[Extracted data entries]
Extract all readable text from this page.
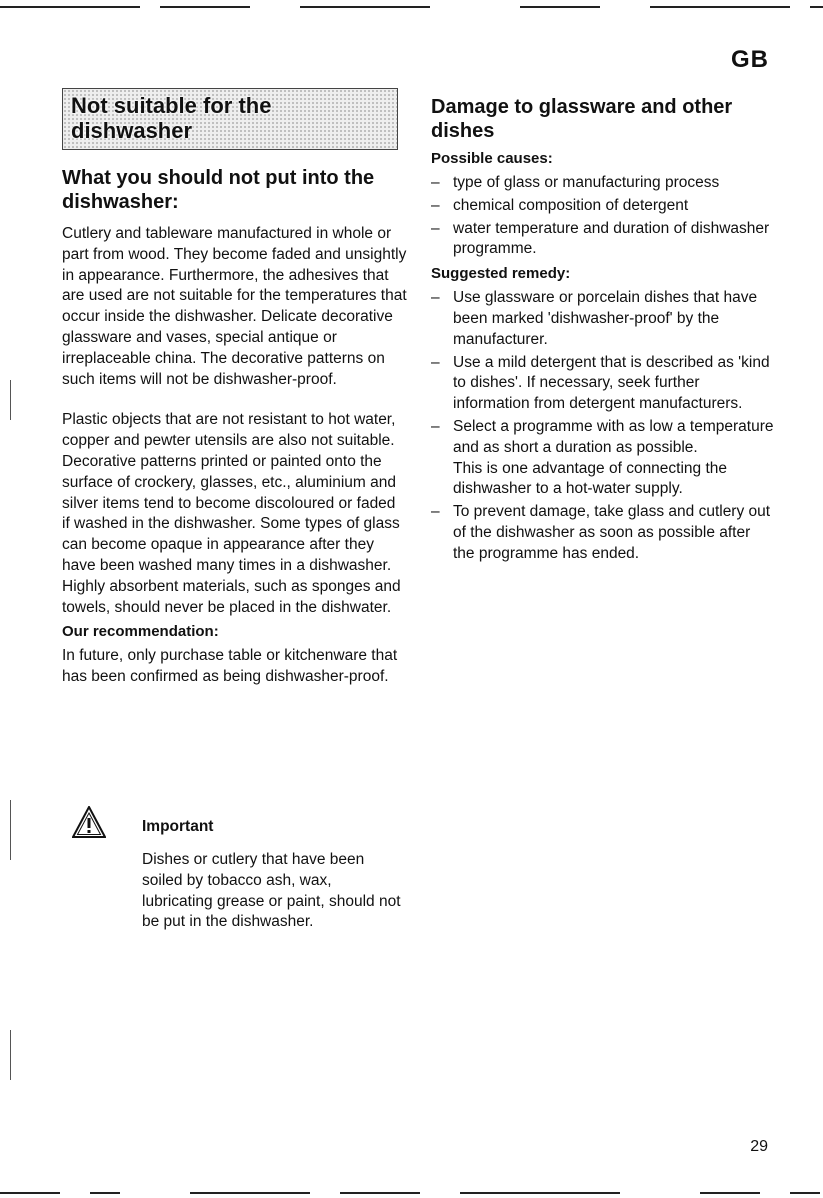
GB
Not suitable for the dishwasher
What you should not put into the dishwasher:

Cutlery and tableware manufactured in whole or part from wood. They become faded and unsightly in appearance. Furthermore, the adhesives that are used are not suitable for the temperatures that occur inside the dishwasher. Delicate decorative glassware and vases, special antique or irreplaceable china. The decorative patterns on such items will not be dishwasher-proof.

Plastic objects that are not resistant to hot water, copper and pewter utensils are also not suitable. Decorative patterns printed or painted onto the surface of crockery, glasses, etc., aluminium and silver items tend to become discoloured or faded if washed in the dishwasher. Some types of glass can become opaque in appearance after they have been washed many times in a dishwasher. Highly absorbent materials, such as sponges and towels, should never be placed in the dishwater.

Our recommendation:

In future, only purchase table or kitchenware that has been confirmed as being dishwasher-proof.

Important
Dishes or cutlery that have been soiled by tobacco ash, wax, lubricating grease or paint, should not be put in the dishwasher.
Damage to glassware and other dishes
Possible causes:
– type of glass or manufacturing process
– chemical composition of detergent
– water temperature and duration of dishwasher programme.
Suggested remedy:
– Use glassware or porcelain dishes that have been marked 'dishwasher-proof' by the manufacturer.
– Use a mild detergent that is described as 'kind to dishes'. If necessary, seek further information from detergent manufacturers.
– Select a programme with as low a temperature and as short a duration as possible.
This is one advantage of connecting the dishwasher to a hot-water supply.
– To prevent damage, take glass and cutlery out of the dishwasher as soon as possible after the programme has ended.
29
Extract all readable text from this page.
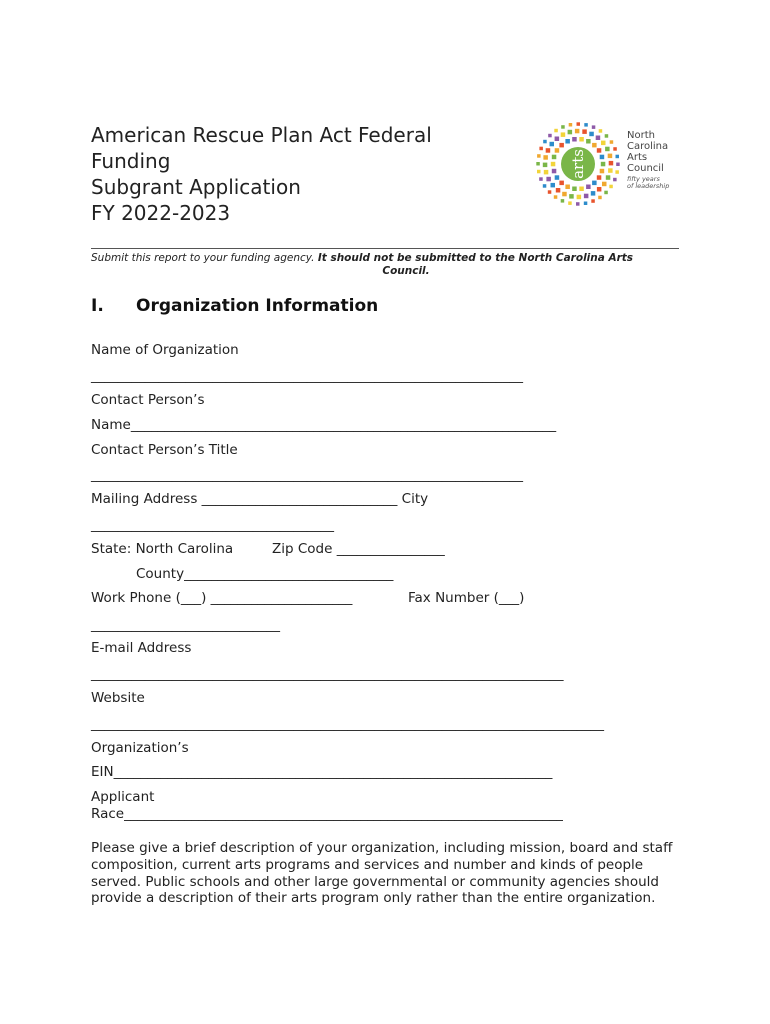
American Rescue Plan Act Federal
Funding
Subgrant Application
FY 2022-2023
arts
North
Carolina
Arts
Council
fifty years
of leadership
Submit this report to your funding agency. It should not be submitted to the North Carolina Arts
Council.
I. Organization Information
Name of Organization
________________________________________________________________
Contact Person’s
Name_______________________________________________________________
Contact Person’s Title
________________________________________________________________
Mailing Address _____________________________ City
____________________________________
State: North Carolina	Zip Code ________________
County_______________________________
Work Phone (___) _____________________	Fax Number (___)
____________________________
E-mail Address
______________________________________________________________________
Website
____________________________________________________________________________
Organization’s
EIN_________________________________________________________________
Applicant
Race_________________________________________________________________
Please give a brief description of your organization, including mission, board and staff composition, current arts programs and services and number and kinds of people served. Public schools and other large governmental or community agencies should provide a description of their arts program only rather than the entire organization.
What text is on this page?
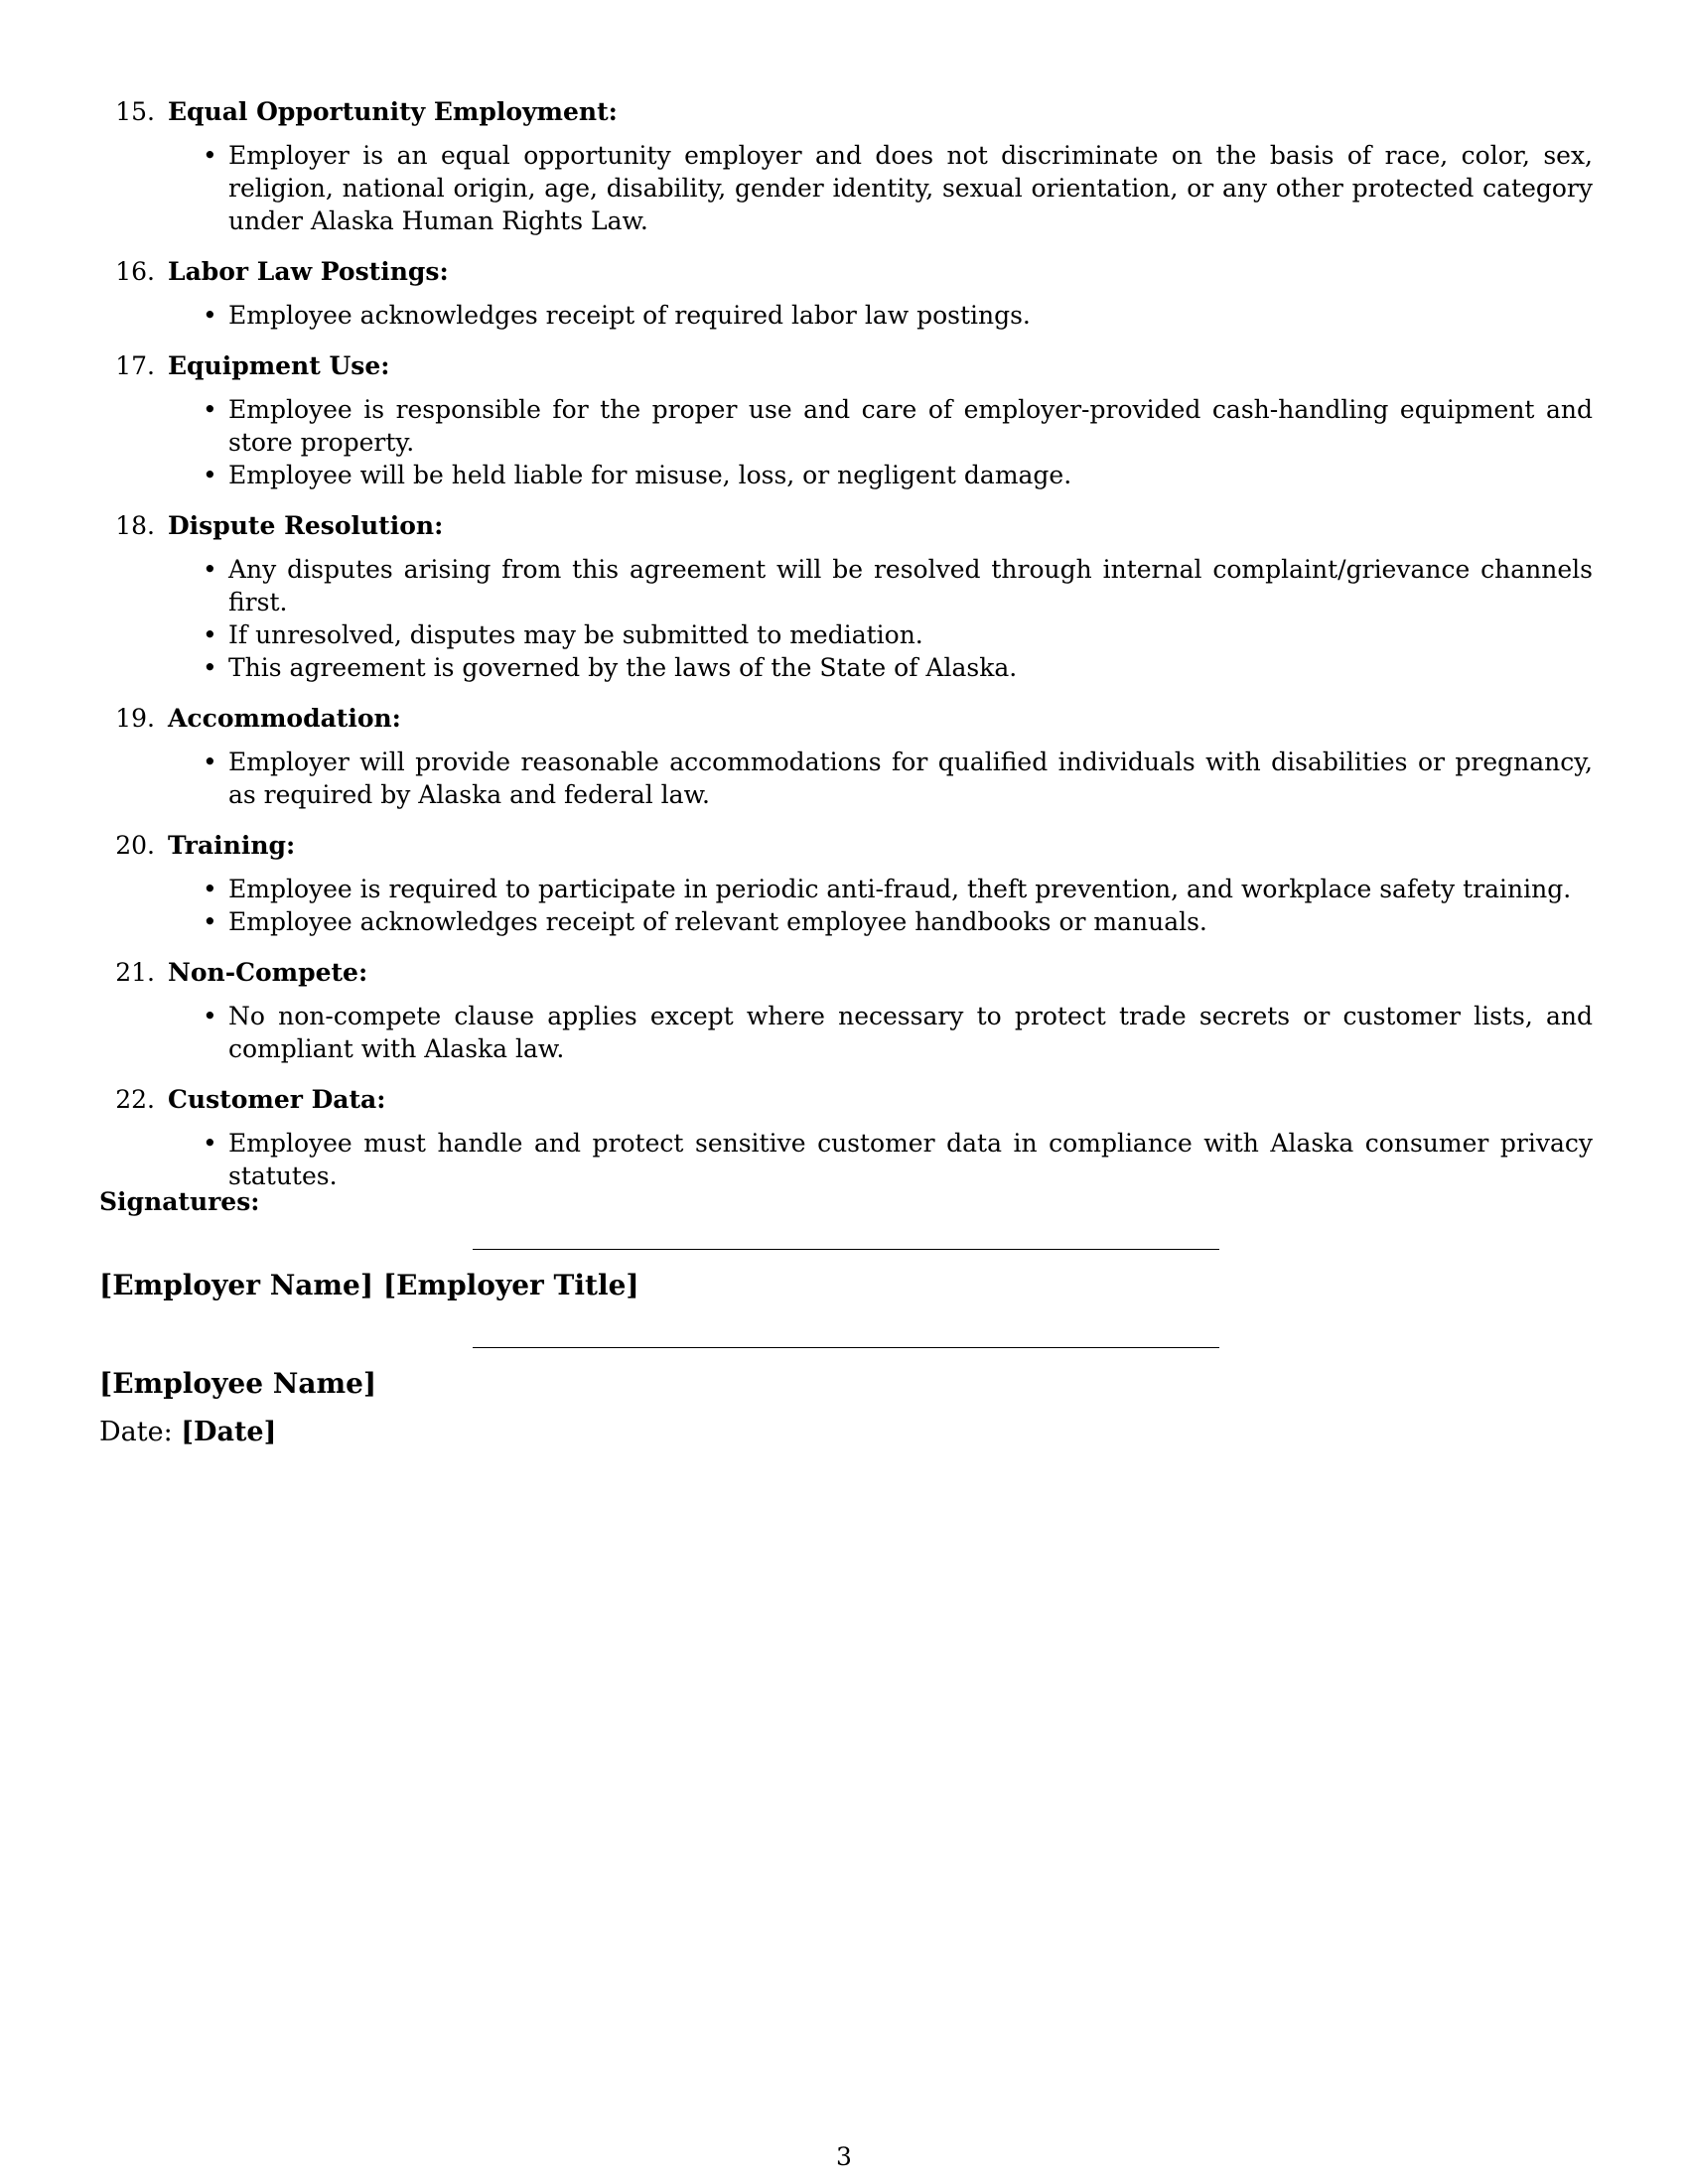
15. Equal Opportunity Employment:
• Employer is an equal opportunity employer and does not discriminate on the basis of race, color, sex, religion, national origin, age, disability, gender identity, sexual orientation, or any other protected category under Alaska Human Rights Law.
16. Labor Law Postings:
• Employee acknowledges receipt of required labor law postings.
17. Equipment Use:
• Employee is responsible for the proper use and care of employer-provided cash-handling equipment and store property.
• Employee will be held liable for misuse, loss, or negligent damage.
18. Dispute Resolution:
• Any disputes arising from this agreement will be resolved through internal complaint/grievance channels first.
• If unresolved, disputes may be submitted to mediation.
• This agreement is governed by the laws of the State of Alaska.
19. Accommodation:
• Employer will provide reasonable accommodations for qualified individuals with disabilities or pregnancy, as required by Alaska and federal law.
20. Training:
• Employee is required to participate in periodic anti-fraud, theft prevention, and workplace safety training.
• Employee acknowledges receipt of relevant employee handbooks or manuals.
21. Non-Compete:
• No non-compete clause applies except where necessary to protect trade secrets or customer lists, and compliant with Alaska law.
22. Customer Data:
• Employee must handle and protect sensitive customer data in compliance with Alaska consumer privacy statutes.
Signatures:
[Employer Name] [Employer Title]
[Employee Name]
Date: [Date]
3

● DESCRIPTION OF THE TASK: Restate each of the entries above word for word and skip every image.

● PROBLEM SOLUTION:
Extract all readable text from this page.
GB
Not suitable for the dishwasher
What you should not put into the dishwasher:

Cutlery and tableware manufactured in whole or part from wood. They become faded and unsightly in appearance. Furthermore, the adhesives that are used are not suitable for the temperatures that occur inside the dishwasher. Delicate decorative glassware and vases, special antique or irreplaceable china. The decorative patterns on such items will not be dishwasher-proof.

Plastic objects that are not resistant to hot water, copper and pewter utensils are also not suitable. Decorative patterns printed or painted onto the surface of crockery, glasses, etc., aluminium and silver items tend to become discoloured or faded if washed in the dishwasher. Some types of glass can become opaque in appearance after they have been washed many times in a dishwasher. Highly absorbent materials, such as sponges and towels, should never be placed in the dishwater.

Our recommendation:

In future, only purchase table or kitchenware that has been confirmed as being dishwasher-proof.

Important
Dishes or cutlery that have been soiled by tobacco ash, wax, lubricating grease or paint, should not be put in the dishwasher.
Damage to glassware and other dishes
Possible causes:
– type of glass or manufacturing process
– chemical composition of detergent
– water temperature and duration of dishwasher programme.
Suggested remedy:
– Use glassware or porcelain dishes that have been marked 'dishwasher-proof' by the manufacturer.
– Use a mild detergent that is described as 'kind to dishes'. If necessary, seek further information from detergent manufacturers.
– Select a programme with as low a temperature and as short a duration as possible.
This is one advantage of connecting the dishwasher to a hot-water supply.
– To prevent damage, take glass and cutlery out of the dishwasher as soon as possible after the programme has ended.
29
Extract all readable text from this page.
American Rescue Plan Act Federal
Funding
Subgrant Application
FY 2022-2023
arts
North
Carolina
Arts
Council
fifty years
of leadership
Submit this report to your funding agency. It should not be submitted to the North Carolina Arts
Council.
I. Organization Information
Name of Organization
________________________________________________________________
Contact Person’s
Name_______________________________________________________________
Contact Person’s Title
________________________________________________________________
Mailing Address _____________________________ City
____________________________________
State: North Carolina	Zip Code ________________
County_______________________________
Work Phone (___) _____________________	Fax Number (___)
____________________________
E-mail Address
______________________________________________________________________
Website
____________________________________________________________________________
Organization’s
EIN_________________________________________________________________
Applicant
Race_________________________________________________________________
Please give a brief description of your organization, including mission, board and staff composition, current arts programs and services and number and kinds of people served. Public schools and other large governmental or community agencies should provide a description of their arts program only rather than the entire organization.
What text is on this page?
15. Equal Opportunity Employment:
• Employer is an equal opportunity employer and does not discriminate on the basis of race, color, sex, religion, national origin, age, disability, gender identity, sexual orientation, or any other protected category under Alaska Human Rights Law.
16. Labor Law Postings:
• Employee acknowledges receipt of required labor law postings.
17. Equipment Use:
• Employee is responsible for the proper use and care of employer-provided cash-handling equipment and store property.
• Employee will be held liable for misuse, loss, or negligent damage.
18. Dispute Resolution:
• Any disputes arising from this agreement will be resolved through internal complaint/grievance channels first.
• If unresolved, disputes may be submitted to mediation.
• This agreement is governed by the laws of the State of Alaska.
19. Accommodation:
• Employer will provide reasonable accommodations for qualified individuals with disabilities or pregnancy, as required by Alaska and federal law.
20. Training:
• Employee is required to participate in periodic anti-fraud, theft prevention, and workplace safety training.
• Employee acknowledges receipt of relevant employee handbooks or manuals.
21. Non-Compete:
• No non-compete clause applies except where necessary to protect trade secrets or customer lists, and compliant with Alaska law.
22. Customer Data:
• Employee must handle and protect sensitive customer data in compliance with Alaska consumer privacy statutes.
Signatures:
[Employer Name] [Employer Title]
[Employee Name]
Date: [Date]
3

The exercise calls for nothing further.